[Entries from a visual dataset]
[Begin]

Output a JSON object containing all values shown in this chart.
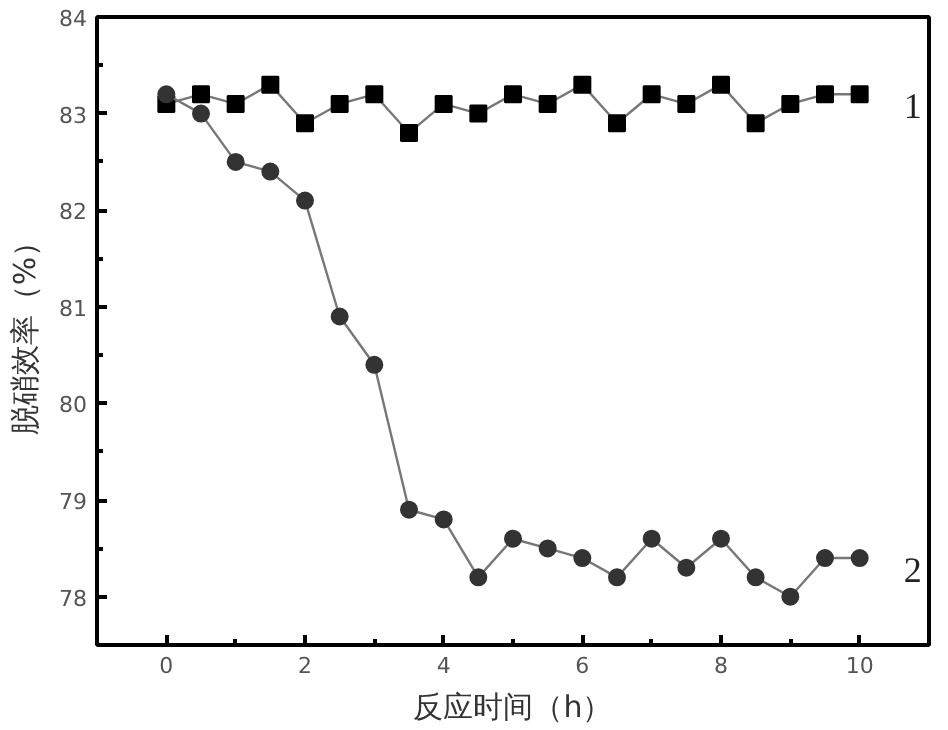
{
  "chart_data": {
    "type": "line",
    "xlabel": "反应时间（h）",
    "ylabel": "脱硝效率（%）",
    "x": [
      0,
      0.5,
      1,
      1.5,
      2,
      2.5,
      3,
      3.5,
      4,
      4.5,
      5,
      5.5,
      6,
      6.5,
      7,
      7.5,
      8,
      8.5,
      9,
      9.5,
      10
    ],
    "series": [
      {
        "name": "1",
        "color": "#000000",
        "marker": "square",
        "values": [
          83.1,
          83.2,
          83.1,
          83.3,
          82.9,
          83.1,
          83.2,
          82.8,
          83.1,
          83.0,
          83.2,
          83.1,
          83.3,
          82.9,
          83.2,
          83.1,
          83.3,
          82.9,
          83.1,
          83.2,
          83.2
        ]
      },
      {
        "name": "2",
        "color": "#333333",
        "marker": "circle",
        "values": [
          83.2,
          83.0,
          82.5,
          82.4,
          82.1,
          80.9,
          80.4,
          78.9,
          78.8,
          78.2,
          78.6,
          78.5,
          78.4,
          78.2,
          78.6,
          78.3,
          78.6,
          78.2,
          78.0,
          78.4,
          78.4
        ]
      }
    ],
    "xlim": [
      -1,
      11
    ],
    "ylim": [
      77.5,
      84
    ],
    "xticks": [
      0,
      2,
      4,
      6,
      8,
      10
    ],
    "yticks": [
      78,
      79,
      80,
      81,
      82,
      83,
      84
    ],
    "grid": false,
    "line_style": "solid"
  }
}
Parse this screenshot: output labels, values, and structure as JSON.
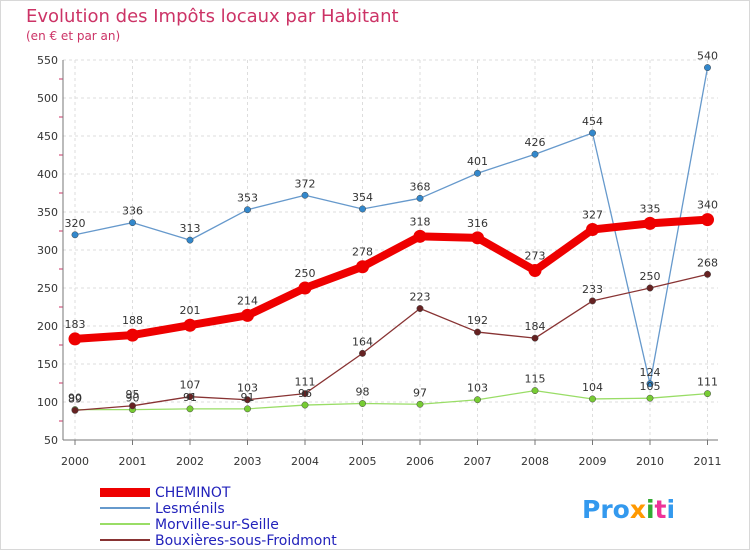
{
  "chart_data": {
    "type": "line",
    "title": "Evolution des Impôts locaux par Habitant",
    "subtitle": "(en € et par an)",
    "categories": [
      "2000",
      "2001",
      "2002",
      "2003",
      "2004",
      "2005",
      "2006",
      "2007",
      "2008",
      "2009",
      "2010",
      "2011"
    ],
    "ylim": [
      50,
      550
    ],
    "yticks": [
      50,
      100,
      150,
      200,
      250,
      300,
      350,
      400,
      450,
      500,
      550
    ],
    "grid": true,
    "legend_position": "bottom-left",
    "series": [
      {
        "name": "CHEMINOT",
        "color": "#ee0000",
        "values": [
          183,
          188,
          201,
          214,
          250,
          278,
          318,
          316,
          273,
          327,
          335,
          340
        ],
        "labels": [
          "183",
          "188",
          "201",
          "214",
          "250",
          "278",
          "318",
          "316",
          "273",
          "327",
          "335",
          "340"
        ]
      },
      {
        "name": "Lesménils",
        "color": "#6699cc",
        "values": [
          320,
          336,
          313,
          353,
          372,
          354,
          368,
          401,
          426,
          454,
          124,
          540
        ],
        "labels": [
          "320",
          "336",
          "313",
          "353",
          "372",
          "354",
          "368",
          "401",
          "426",
          "454",
          "124",
          "540"
        ]
      },
      {
        "name": "Morville-sur-Seille",
        "color": "#99dd66",
        "values": [
          90,
          90,
          91,
          91,
          96,
          98,
          97,
          103,
          115,
          104,
          105,
          111
        ],
        "labels": [
          "90",
          "90",
          "91",
          "91",
          "96",
          "98",
          "97",
          "103",
          "115",
          "104",
          "105",
          "111"
        ]
      },
      {
        "name": "Bouxières-sous-Froidmont",
        "color": "#883333",
        "values": [
          89,
          95,
          107,
          103,
          111,
          164,
          223,
          192,
          184,
          233,
          250,
          268
        ],
        "labels": [
          "89",
          "95",
          "107",
          "103",
          "111",
          "164",
          "223",
          "192",
          "184",
          "233",
          "250",
          "268"
        ]
      }
    ]
  },
  "brand": {
    "logo_text": "Proxiti"
  }
}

[End]

Omit the pictures and restate the rest of the records verbatim.

Output a JSON object containing all values shown in this chart.
{
  "chart_data": {
    "type": "line",
    "xlabel": "反应时间（h）",
    "ylabel": "脱硝效率（%）",
    "x": [
      0,
      0.5,
      1,
      1.5,
      2,
      2.5,
      3,
      3.5,
      4,
      4.5,
      5,
      5.5,
      6,
      6.5,
      7,
      7.5,
      8,
      8.5,
      9,
      9.5,
      10
    ],
    "series": [
      {
        "name": "1",
        "color": "#000000",
        "marker": "square",
        "values": [
          83.1,
          83.2,
          83.1,
          83.3,
          82.9,
          83.1,
          83.2,
          82.8,
          83.1,
          83.0,
          83.2,
          83.1,
          83.3,
          82.9,
          83.2,
          83.1,
          83.3,
          82.9,
          83.1,
          83.2,
          83.2
        ]
      },
      {
        "name": "2",
        "color": "#333333",
        "marker": "circle",
        "values": [
          83.2,
          83.0,
          82.5,
          82.4,
          82.1,
          80.9,
          80.4,
          78.9,
          78.8,
          78.2,
          78.6,
          78.5,
          78.4,
          78.2,
          78.6,
          78.3,
          78.6,
          78.2,
          78.0,
          78.4,
          78.4
        ]
      }
    ],
    "xlim": [
      -1,
      11
    ],
    "ylim": [
      77.5,
      84
    ],
    "xticks": [
      0,
      2,
      4,
      6,
      8,
      10
    ],
    "yticks": [
      78,
      79,
      80,
      81,
      82,
      83,
      84
    ],
    "grid": false,
    "line_style": "solid"
  }
}
Parse this screenshot: output labels, values, and structure as JSON.
{
  "chart_data": {
    "type": "line",
    "title": "Evolution des Impôts locaux par Habitant",
    "subtitle": "(en € et par an)",
    "categories": [
      "2000",
      "2001",
      "2002",
      "2003",
      "2004",
      "2005",
      "2006",
      "2007",
      "2008",
      "2009",
      "2010",
      "2011"
    ],
    "ylim": [
      50,
      550
    ],
    "yticks": [
      50,
      100,
      150,
      200,
      250,
      300,
      350,
      400,
      450,
      500,
      550
    ],
    "grid": true,
    "legend_position": "bottom-left",
    "series": [
      {
        "name": "CHEMINOT",
        "color": "#ee0000",
        "values": [
          183,
          188,
          201,
          214,
          250,
          278,
          318,
          316,
          273,
          327,
          335,
          340
        ],
        "labels": [
          "183",
          "188",
          "201",
          "214",
          "250",
          "278",
          "318",
          "316",
          "273",
          "327",
          "335",
          "340"
        ]
      },
      {
        "name": "Lesménils",
        "color": "#6699cc",
        "values": [
          320,
          336,
          313,
          353,
          372,
          354,
          368,
          401,
          426,
          454,
          124,
          540
        ],
        "labels": [
          "320",
          "336",
          "313",
          "353",
          "372",
          "354",
          "368",
          "401",
          "426",
          "454",
          "124",
          "540"
        ]
      },
      {
        "name": "Morville-sur-Seille",
        "color": "#99dd66",
        "values": [
          90,
          90,
          91,
          91,
          96,
          98,
          97,
          103,
          115,
          104,
          105,
          111
        ],
        "labels": [
          "90",
          "90",
          "91",
          "91",
          "96",
          "98",
          "97",
          "103",
          "115",
          "104",
          "105",
          "111"
        ]
      },
      {
        "name": "Bouxières-sous-Froidmont",
        "color": "#883333",
        "values": [
          89,
          95,
          107,
          103,
          111,
          164,
          223,
          192,
          184,
          233,
          250,
          268
        ],
        "labels": [
          "89",
          "95",
          "107",
          "103",
          "111",
          "164",
          "223",
          "192",
          "184",
          "233",
          "250",
          "268"
        ]
      }
    ]
  },
  "brand": {
    "logo_text": "Proxiti"
  }
}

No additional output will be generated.